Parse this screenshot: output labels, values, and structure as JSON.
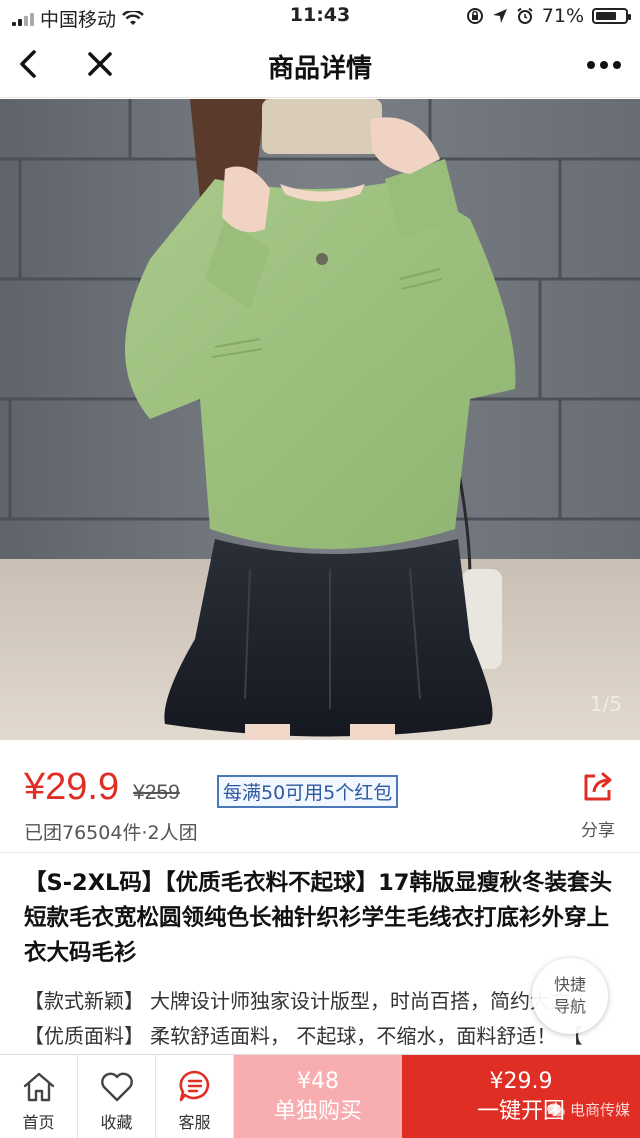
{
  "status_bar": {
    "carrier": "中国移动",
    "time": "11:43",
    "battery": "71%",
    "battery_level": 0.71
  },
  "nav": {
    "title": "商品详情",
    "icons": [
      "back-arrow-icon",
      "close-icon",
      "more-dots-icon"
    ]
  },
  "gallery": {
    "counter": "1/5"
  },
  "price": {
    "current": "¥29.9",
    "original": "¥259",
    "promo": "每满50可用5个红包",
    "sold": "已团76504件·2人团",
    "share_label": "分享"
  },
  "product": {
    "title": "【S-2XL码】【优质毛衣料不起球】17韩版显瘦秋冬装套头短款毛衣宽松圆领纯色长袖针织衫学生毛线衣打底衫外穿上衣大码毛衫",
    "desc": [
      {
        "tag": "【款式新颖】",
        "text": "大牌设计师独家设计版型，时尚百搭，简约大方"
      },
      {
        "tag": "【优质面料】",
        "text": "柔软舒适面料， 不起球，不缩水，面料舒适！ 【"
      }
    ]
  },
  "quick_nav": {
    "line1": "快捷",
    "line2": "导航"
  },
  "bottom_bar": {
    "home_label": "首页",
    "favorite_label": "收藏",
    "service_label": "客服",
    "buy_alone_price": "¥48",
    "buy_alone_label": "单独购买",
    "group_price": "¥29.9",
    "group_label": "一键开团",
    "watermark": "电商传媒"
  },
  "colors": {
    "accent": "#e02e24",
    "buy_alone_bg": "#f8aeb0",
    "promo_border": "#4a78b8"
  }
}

-=-=-=-=-

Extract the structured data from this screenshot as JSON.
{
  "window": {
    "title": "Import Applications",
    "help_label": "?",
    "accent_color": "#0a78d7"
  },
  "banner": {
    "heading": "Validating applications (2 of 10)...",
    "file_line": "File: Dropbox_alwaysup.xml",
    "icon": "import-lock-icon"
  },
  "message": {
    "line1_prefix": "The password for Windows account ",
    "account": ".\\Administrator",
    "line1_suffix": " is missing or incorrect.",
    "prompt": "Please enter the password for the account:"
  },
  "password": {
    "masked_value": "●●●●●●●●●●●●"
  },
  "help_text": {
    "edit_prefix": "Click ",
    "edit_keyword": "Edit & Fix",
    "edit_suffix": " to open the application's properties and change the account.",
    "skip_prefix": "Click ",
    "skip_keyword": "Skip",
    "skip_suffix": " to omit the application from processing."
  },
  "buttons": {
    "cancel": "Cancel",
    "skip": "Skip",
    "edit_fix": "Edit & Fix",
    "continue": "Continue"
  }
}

-=-=-=-=-

Show all lines in the entries above where the word "Click" appears.

    "edit_prefix": "Click ",
    "skip_prefix": "Click ",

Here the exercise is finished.